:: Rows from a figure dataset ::

----------

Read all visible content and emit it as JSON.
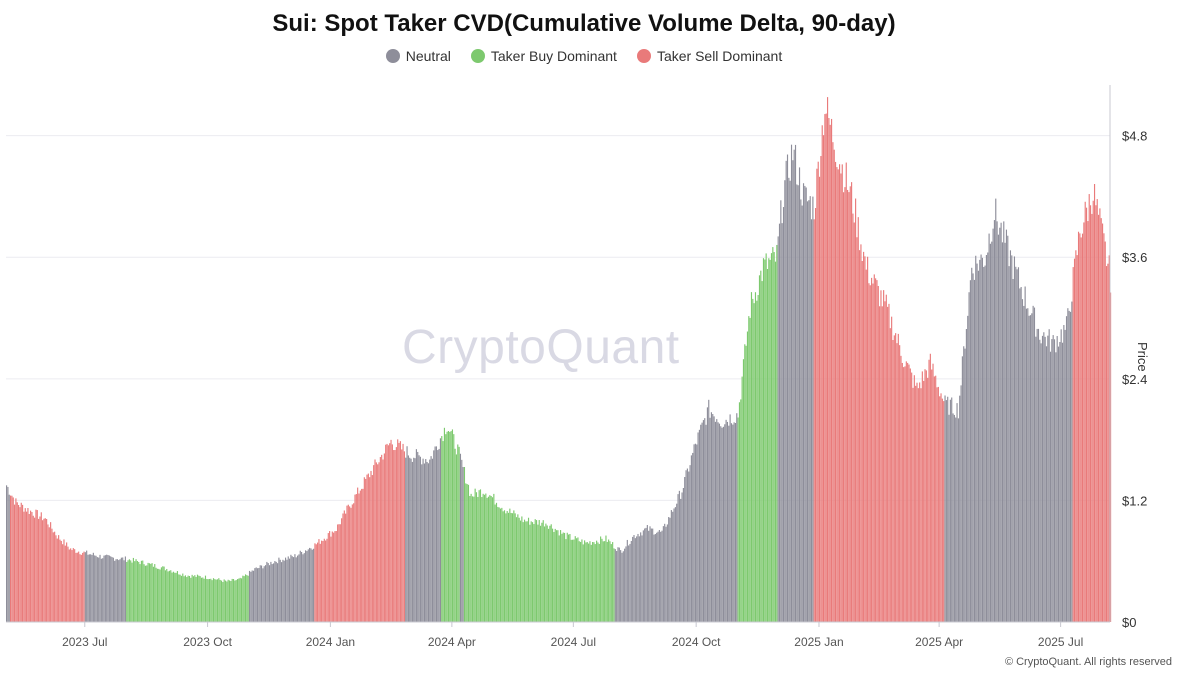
{
  "chart_data": {
    "type": "bar",
    "title": "Sui: Spot Taker CVD(Cumulative Volume Delta, 90-day)",
    "ylabel": "Price",
    "y_unit_prefix": "$",
    "ylim": [
      0,
      5.3
    ],
    "y_ticks": [
      0,
      1.2,
      2.4,
      3.6,
      4.8
    ],
    "y_tick_labels": [
      "$0",
      "$1.2",
      "$2.4",
      "$3.6",
      "$4.8"
    ],
    "x_tick_labels": [
      "2023 Jul",
      "2023 Oct",
      "2024 Jan",
      "2024 Apr",
      "2024 Jul",
      "2024 Oct",
      "2025 Jan",
      "2025 Apr",
      "2025 Jul"
    ],
    "x_start": "2023-05-03",
    "x_end": "2025-08-07",
    "grid": "horizontal",
    "legend_position": "top",
    "colors": {
      "Neutral": "#8e8e9a",
      "Taker Buy Dominant": "#7dc96e",
      "Taker Sell Dominant": "#e97a7a"
    },
    "series": [
      {
        "name": "Neutral"
      },
      {
        "name": "Taker Buy Dominant"
      },
      {
        "name": "Taker Sell Dominant"
      }
    ],
    "price_points": [
      [
        "2023-05-03",
        1.35
      ],
      [
        "2023-05-10",
        1.18
      ],
      [
        "2023-05-20",
        1.1
      ],
      [
        "2023-06-01",
        1.02
      ],
      [
        "2023-06-10",
        0.85
      ],
      [
        "2023-06-20",
        0.72
      ],
      [
        "2023-07-01",
        0.68
      ],
      [
        "2023-07-15",
        0.64
      ],
      [
        "2023-08-01",
        0.62
      ],
      [
        "2023-08-15",
        0.58
      ],
      [
        "2023-09-01",
        0.52
      ],
      [
        "2023-09-15",
        0.46
      ],
      [
        "2023-10-01",
        0.44
      ],
      [
        "2023-10-15",
        0.4
      ],
      [
        "2023-10-25",
        0.42
      ],
      [
        "2023-11-05",
        0.52
      ],
      [
        "2023-11-20",
        0.6
      ],
      [
        "2023-12-05",
        0.65
      ],
      [
        "2023-12-20",
        0.76
      ],
      [
        "2024-01-05",
        0.92
      ],
      [
        "2024-01-15",
        1.15
      ],
      [
        "2024-02-01",
        1.5
      ],
      [
        "2024-02-15",
        1.78
      ],
      [
        "2024-03-01",
        1.65
      ],
      [
        "2024-03-15",
        1.6
      ],
      [
        "2024-03-28",
        1.95
      ],
      [
        "2024-04-05",
        1.7
      ],
      [
        "2024-04-15",
        1.25
      ],
      [
        "2024-04-25",
        1.3
      ],
      [
        "2024-05-10",
        1.12
      ],
      [
        "2024-05-25",
        1.0
      ],
      [
        "2024-06-10",
        0.98
      ],
      [
        "2024-06-25",
        0.85
      ],
      [
        "2024-07-10",
        0.78
      ],
      [
        "2024-07-25",
        0.82
      ],
      [
        "2024-08-05",
        0.7
      ],
      [
        "2024-08-15",
        0.85
      ],
      [
        "2024-08-25",
        0.92
      ],
      [
        "2024-09-05",
        0.88
      ],
      [
        "2024-09-20",
        1.3
      ],
      [
        "2024-09-30",
        1.75
      ],
      [
        "2024-10-10",
        2.1
      ],
      [
        "2024-10-20",
        1.98
      ],
      [
        "2024-11-01",
        2.05
      ],
      [
        "2024-11-10",
        3.1
      ],
      [
        "2024-11-20",
        3.5
      ],
      [
        "2024-11-30",
        3.6
      ],
      [
        "2024-12-05",
        4.25
      ],
      [
        "2024-12-12",
        4.65
      ],
      [
        "2024-12-20",
        4.2
      ],
      [
        "2024-12-28",
        4.1
      ],
      [
        "2025-01-05",
        5.1
      ],
      [
        "2025-01-15",
        4.6
      ],
      [
        "2025-01-25",
        4.2
      ],
      [
        "2025-02-05",
        3.5
      ],
      [
        "2025-02-20",
        3.1
      ],
      [
        "2025-03-05",
        2.6
      ],
      [
        "2025-03-15",
        2.3
      ],
      [
        "2025-03-25",
        2.55
      ],
      [
        "2025-04-05",
        2.15
      ],
      [
        "2025-04-15",
        2.1
      ],
      [
        "2025-04-25",
        3.5
      ],
      [
        "2025-05-05",
        3.6
      ],
      [
        "2025-05-12",
        4.05
      ],
      [
        "2025-05-20",
        3.75
      ],
      [
        "2025-06-01",
        3.3
      ],
      [
        "2025-06-15",
        2.85
      ],
      [
        "2025-06-25",
        2.75
      ],
      [
        "2025-07-05",
        2.9
      ],
      [
        "2025-07-15",
        3.85
      ],
      [
        "2025-07-25",
        4.25
      ],
      [
        "2025-08-01",
        3.8
      ],
      [
        "2025-08-07",
        3.4
      ]
    ],
    "regime_segments": [
      [
        "2023-05-03",
        "2023-05-06",
        "Neutral"
      ],
      [
        "2023-05-06",
        "2023-07-01",
        "Taker Sell Dominant"
      ],
      [
        "2023-07-01",
        "2023-08-01",
        "Neutral"
      ],
      [
        "2023-08-01",
        "2023-11-01",
        "Taker Buy Dominant"
      ],
      [
        "2023-11-01",
        "2023-12-20",
        "Neutral"
      ],
      [
        "2023-12-20",
        "2024-02-26",
        "Taker Sell Dominant"
      ],
      [
        "2024-02-26",
        "2024-03-24",
        "Neutral"
      ],
      [
        "2024-03-24",
        "2024-04-07",
        "Taker Buy Dominant"
      ],
      [
        "2024-04-07",
        "2024-04-10",
        "Neutral"
      ],
      [
        "2024-04-10",
        "2024-08-01",
        "Taker Buy Dominant"
      ],
      [
        "2024-08-01",
        "2024-11-01",
        "Neutral"
      ],
      [
        "2024-11-01",
        "2024-12-01",
        "Taker Buy Dominant"
      ],
      [
        "2024-12-01",
        "2024-12-28",
        "Neutral"
      ],
      [
        "2024-12-28",
        "2025-04-05",
        "Taker Sell Dominant"
      ],
      [
        "2025-04-05",
        "2025-07-10",
        "Neutral"
      ],
      [
        "2025-07-10",
        "2025-08-07",
        "Taker Sell Dominant"
      ]
    ]
  },
  "legend": {
    "items": [
      {
        "label": "Neutral",
        "color": "#8e8e9a"
      },
      {
        "label": "Taker Buy Dominant",
        "color": "#7dc96e"
      },
      {
        "label": "Taker Sell Dominant",
        "color": "#e97a7a"
      }
    ]
  },
  "watermark": "CryptoQuant",
  "copyright": "© CryptoQuant. All rights reserved"
}
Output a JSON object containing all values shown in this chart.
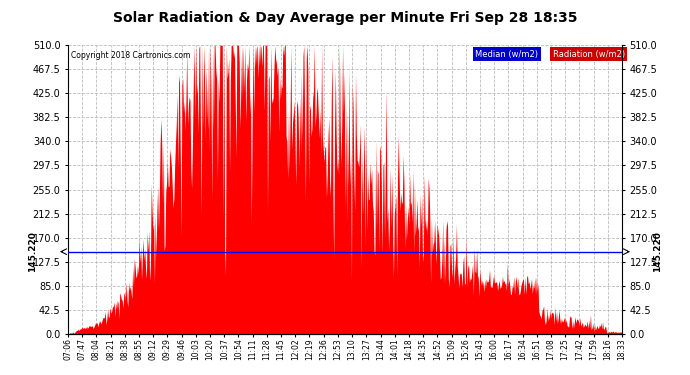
{
  "title": "Solar Radiation & Day Average per Minute Fri Sep 28 18:35",
  "copyright": "Copyright 2018 Cartronics.com",
  "legend_median": "Median (w/m2)",
  "legend_radiation": "Radiation (w/m2)",
  "median_value": 145.22,
  "y_ticks": [
    0.0,
    42.5,
    85.0,
    127.5,
    170.0,
    212.5,
    255.0,
    297.5,
    340.0,
    382.5,
    425.0,
    467.5,
    510.0
  ],
  "x_tick_labels": [
    "07:06",
    "07:47",
    "08:04",
    "08:21",
    "08:38",
    "08:55",
    "09:12",
    "09:29",
    "09:46",
    "10:03",
    "10:20",
    "10:37",
    "10:54",
    "11:11",
    "11:28",
    "11:45",
    "12:02",
    "12:19",
    "12:36",
    "12:53",
    "13:10",
    "13:27",
    "13:44",
    "14:01",
    "14:18",
    "14:35",
    "14:52",
    "15:09",
    "15:26",
    "15:43",
    "16:00",
    "16:17",
    "16:34",
    "16:51",
    "17:08",
    "17:25",
    "17:42",
    "17:59",
    "18:16",
    "18:33"
  ],
  "bar_color": "#FF0000",
  "median_line_color": "#0000FF",
  "background_color": "#FFFFFF",
  "grid_color": "#BBBBBB",
  "ylim": [
    0,
    510
  ],
  "n_minutes": 687
}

----------

:: Do this ::
Wherever the word "copyright" occurs in a line of the listing, copy that line.

:: Written answer ::
  "copyright": "© CryptoQuant. All rights reserved"
  "copyright": "Copyright 2018 Cartronics.com",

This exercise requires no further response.